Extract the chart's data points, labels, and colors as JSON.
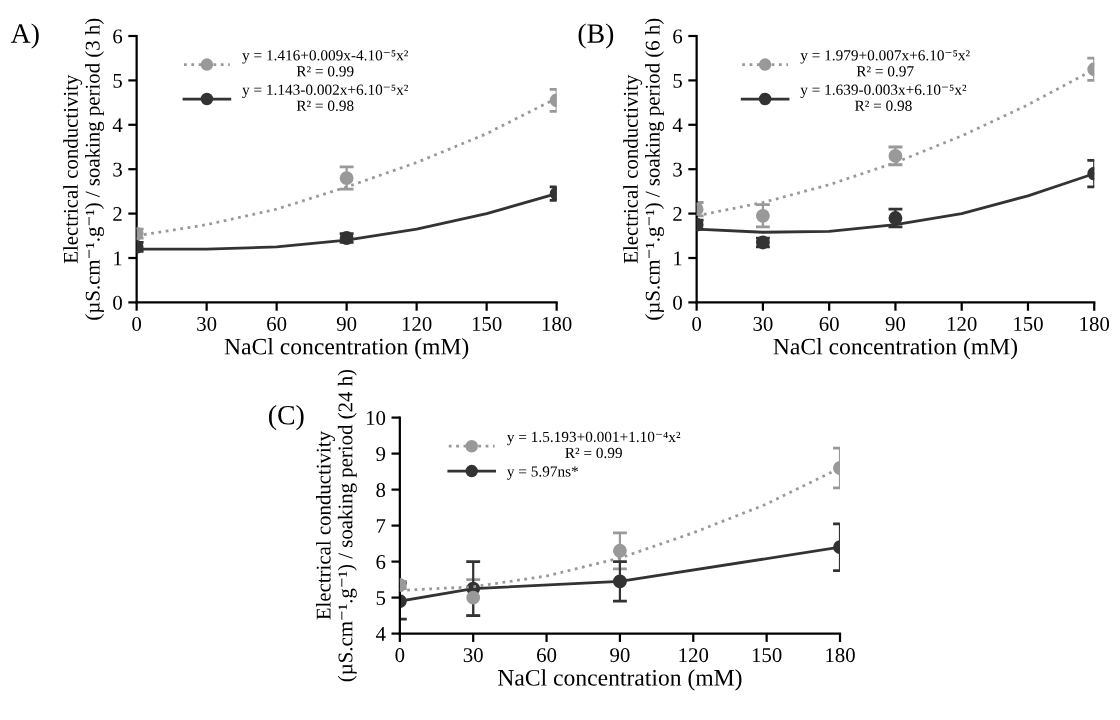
{
  "chart_data": [
    {
      "type": "scatter",
      "annotations": [
        "A)"
      ],
      "xlabel": "NaCl concentration (mM)",
      "ylabel": "Electrical conductivity\n(µS.cm⁻¹.g⁻¹) / soaking period (3 h)",
      "xlim": [
        0,
        180
      ],
      "xticks": [
        0,
        30,
        60,
        90,
        120,
        150,
        180
      ],
      "ylim": [
        0,
        6
      ],
      "yticks": [
        0,
        1,
        2,
        3,
        4,
        5,
        6
      ],
      "grid": false,
      "legend": "top left",
      "marker": "circle",
      "series": [
        {
          "name": "y = 1.416+0.009x-4.10⁻⁵x²\nR² = 0.99",
          "color": "#999999",
          "line_style": "dotted",
          "x": [
            0,
            90,
            180
          ],
          "values": [
            1.55,
            2.8,
            4.55
          ],
          "errors": [
            0.1,
            0.25,
            0.25
          ]
        },
        {
          "name": "y = 1.143-0.002x+6.10⁻⁵x²\nR² = 0.98",
          "color": "#333333",
          "line_style": "solid",
          "x": [
            0,
            90,
            180
          ],
          "values": [
            1.25,
            1.45,
            2.45
          ],
          "errors": [
            0.1,
            0.1,
            0.15
          ]
        },
        {
          "type": "line",
          "marker": "none",
          "color": "#999999",
          "line_style": "dotted",
          "x": [
            0,
            30,
            60,
            90,
            120,
            150,
            180
          ],
          "values": [
            1.5,
            1.75,
            2.1,
            2.6,
            3.15,
            3.8,
            4.6
          ]
        },
        {
          "type": "line",
          "marker": "none",
          "color": "#333333",
          "line_style": "solid",
          "x": [
            0,
            30,
            60,
            90,
            120,
            150,
            180
          ],
          "values": [
            1.2,
            1.2,
            1.25,
            1.4,
            1.65,
            2.0,
            2.45
          ]
        }
      ]
    },
    {
      "type": "scatter",
      "annotations": [
        "(B)"
      ],
      "xlabel": "NaCl concentration (mM)",
      "ylabel": "Electrical conductivity\n(µS.cm⁻¹.g⁻¹) / soaking period (6 h)",
      "xlim": [
        0,
        180
      ],
      "xticks": [
        0,
        30,
        60,
        90,
        120,
        150,
        180
      ],
      "ylim": [
        0,
        6
      ],
      "yticks": [
        0,
        1,
        2,
        3,
        4,
        5,
        6
      ],
      "grid": false,
      "legend": "top left",
      "marker": "circle",
      "series": [
        {
          "name": "y = 1.979+0.007x+6.10⁻⁵x²\nR² = 0.97",
          "color": "#999999",
          "line_style": "dotted",
          "x": [
            0,
            30,
            90,
            180
          ],
          "values": [
            2.1,
            1.95,
            3.3,
            5.25
          ],
          "errors": [
            0.15,
            0.25,
            0.2,
            0.25
          ]
        },
        {
          "name": "y = 1.639-0.003x+6.10⁻⁵x²\nR² = 0.98",
          "color": "#333333",
          "line_style": "solid",
          "x": [
            0,
            30,
            90,
            180
          ],
          "values": [
            1.75,
            1.35,
            1.9,
            2.9
          ],
          "errors": [
            0.1,
            0.1,
            0.2,
            0.3
          ]
        },
        {
          "type": "line",
          "marker": "none",
          "color": "#999999",
          "line_style": "dotted",
          "x": [
            0,
            30,
            60,
            90,
            120,
            150,
            180
          ],
          "values": [
            1.95,
            2.25,
            2.65,
            3.15,
            3.75,
            4.45,
            5.25
          ]
        },
        {
          "type": "line",
          "marker": "none",
          "color": "#333333",
          "line_style": "solid",
          "x": [
            0,
            30,
            60,
            90,
            120,
            150,
            180
          ],
          "values": [
            1.65,
            1.58,
            1.6,
            1.75,
            2.0,
            2.4,
            2.9
          ]
        }
      ]
    },
    {
      "type": "scatter",
      "annotations": [
        "(C)"
      ],
      "xlabel": "NaCl concentration (mM)",
      "ylabel": "Electrical conductivity\n(µS.cm⁻¹.g⁻¹) / soaking period (24 h)",
      "xlim": [
        0,
        180
      ],
      "xticks": [
        0,
        30,
        60,
        90,
        120,
        150,
        180
      ],
      "ylim": [
        4,
        10
      ],
      "yticks": [
        4,
        5,
        6,
        7,
        8,
        9,
        10
      ],
      "grid": false,
      "legend": "top left",
      "marker": "circle",
      "series": [
        {
          "name": "y = 1.5.193+0.001+1.10⁻⁴x²\nR² = 0.99",
          "color": "#999999",
          "line_style": "dotted",
          "x": [
            0,
            30,
            90,
            180
          ],
          "values": [
            5.35,
            5.0,
            6.3,
            8.6
          ],
          "errors": [
            0.1,
            0.5,
            0.5,
            0.55
          ]
        },
        {
          "name": "y = 5.97ns*",
          "type": "line",
          "color": "#333333",
          "line_style": "solid",
          "x": [
            0,
            30,
            90,
            180
          ],
          "values": [
            4.9,
            5.25,
            5.45,
            6.4
          ],
          "errors": [
            0.5,
            0.75,
            0.55,
            0.65
          ]
        },
        {
          "type": "line",
          "marker": "none",
          "color": "#999999",
          "line_style": "dotted",
          "x": [
            0,
            30,
            60,
            90,
            120,
            150,
            180
          ],
          "values": [
            5.2,
            5.3,
            5.6,
            6.1,
            6.8,
            7.6,
            8.6
          ]
        }
      ]
    }
  ]
}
________________________________________
_TO BE DONE_
Every entry should be returned exactly as written, minus the pictures.

_SOLUTION TO THIS TASK_
Extract the chart's data points, labels, and colors as JSON.
{
  "chart_data": [
    {
      "type": "scatter",
      "annotations": [
        "A)"
      ],
      "xlabel": "NaCl concentration (mM)",
      "ylabel": "Electrical conductivity\n(µS.cm⁻¹.g⁻¹) / soaking period (3 h)",
      "xlim": [
        0,
        180
      ],
      "xticks": [
        0,
        30,
        60,
        90,
        120,
        150,
        180
      ],
      "ylim": [
        0,
        6
      ],
      "yticks": [
        0,
        1,
        2,
        3,
        4,
        5,
        6
      ],
      "grid": false,
      "legend": "top left",
      "marker": "circle",
      "series": [
        {
          "name": "y = 1.416+0.009x-4.10⁻⁵x²\nR² = 0.99",
          "color": "#999999",
          "line_style": "dotted",
          "x": [
            0,
            90,
            180
          ],
          "values": [
            1.55,
            2.8,
            4.55
          ],
          "errors": [
            0.1,
            0.25,
            0.25
          ]
        },
        {
          "name": "y = 1.143-0.002x+6.10⁻⁵x²\nR² = 0.98",
          "color": "#333333",
          "line_style": "solid",
          "x": [
            0,
            90,
            180
          ],
          "values": [
            1.25,
            1.45,
            2.45
          ],
          "errors": [
            0.1,
            0.1,
            0.15
          ]
        },
        {
          "type": "line",
          "marker": "none",
          "color": "#999999",
          "line_style": "dotted",
          "x": [
            0,
            30,
            60,
            90,
            120,
            150,
            180
          ],
          "values": [
            1.5,
            1.75,
            2.1,
            2.6,
            3.15,
            3.8,
            4.6
          ]
        },
        {
          "type": "line",
          "marker": "none",
          "color": "#333333",
          "line_style": "solid",
          "x": [
            0,
            30,
            60,
            90,
            120,
            150,
            180
          ],
          "values": [
            1.2,
            1.2,
            1.25,
            1.4,
            1.65,
            2.0,
            2.45
          ]
        }
      ]
    },
    {
      "type": "scatter",
      "annotations": [
        "(B)"
      ],
      "xlabel": "NaCl concentration (mM)",
      "ylabel": "Electrical conductivity\n(µS.cm⁻¹.g⁻¹) / soaking period (6 h)",
      "xlim": [
        0,
        180
      ],
      "xticks": [
        0,
        30,
        60,
        90,
        120,
        150,
        180
      ],
      "ylim": [
        0,
        6
      ],
      "yticks": [
        0,
        1,
        2,
        3,
        4,
        5,
        6
      ],
      "grid": false,
      "legend": "top left",
      "marker": "circle",
      "series": [
        {
          "name": "y = 1.979+0.007x+6.10⁻⁵x²\nR² = 0.97",
          "color": "#999999",
          "line_style": "dotted",
          "x": [
            0,
            30,
            90,
            180
          ],
          "values": [
            2.1,
            1.95,
            3.3,
            5.25
          ],
          "errors": [
            0.15,
            0.25,
            0.2,
            0.25
          ]
        },
        {
          "name": "y = 1.639-0.003x+6.10⁻⁵x²\nR² = 0.98",
          "color": "#333333",
          "line_style": "solid",
          "x": [
            0,
            30,
            90,
            180
          ],
          "values": [
            1.75,
            1.35,
            1.9,
            2.9
          ],
          "errors": [
            0.1,
            0.1,
            0.2,
            0.3
          ]
        },
        {
          "type": "line",
          "marker": "none",
          "color": "#999999",
          "line_style": "dotted",
          "x": [
            0,
            30,
            60,
            90,
            120,
            150,
            180
          ],
          "values": [
            1.95,
            2.25,
            2.65,
            3.15,
            3.75,
            4.45,
            5.25
          ]
        },
        {
          "type": "line",
          "marker": "none",
          "color": "#333333",
          "line_style": "solid",
          "x": [
            0,
            30,
            60,
            90,
            120,
            150,
            180
          ],
          "values": [
            1.65,
            1.58,
            1.6,
            1.75,
            2.0,
            2.4,
            2.9
          ]
        }
      ]
    },
    {
      "type": "scatter",
      "annotations": [
        "(C)"
      ],
      "xlabel": "NaCl concentration (mM)",
      "ylabel": "Electrical conductivity\n(µS.cm⁻¹.g⁻¹) / soaking period (24 h)",
      "xlim": [
        0,
        180
      ],
      "xticks": [
        0,
        30,
        60,
        90,
        120,
        150,
        180
      ],
      "ylim": [
        4,
        10
      ],
      "yticks": [
        4,
        5,
        6,
        7,
        8,
        9,
        10
      ],
      "grid": false,
      "legend": "top left",
      "marker": "circle",
      "series": [
        {
          "name": "y = 1.5.193+0.001+1.10⁻⁴x²\nR² = 0.99",
          "color": "#999999",
          "line_style": "dotted",
          "x": [
            0,
            30,
            90,
            180
          ],
          "values": [
            5.35,
            5.0,
            6.3,
            8.6
          ],
          "errors": [
            0.1,
            0.5,
            0.5,
            0.55
          ]
        },
        {
          "name": "y = 5.97ns*",
          "type": "line",
          "color": "#333333",
          "line_style": "solid",
          "x": [
            0,
            30,
            90,
            180
          ],
          "values": [
            4.9,
            5.25,
            5.45,
            6.4
          ],
          "errors": [
            0.5,
            0.75,
            0.55,
            0.65
          ]
        },
        {
          "type": "line",
          "marker": "none",
          "color": "#999999",
          "line_style": "dotted",
          "x": [
            0,
            30,
            60,
            90,
            120,
            150,
            180
          ],
          "values": [
            5.2,
            5.3,
            5.6,
            6.1,
            6.8,
            7.6,
            8.6
          ]
        }
      ]
    }
  ]
}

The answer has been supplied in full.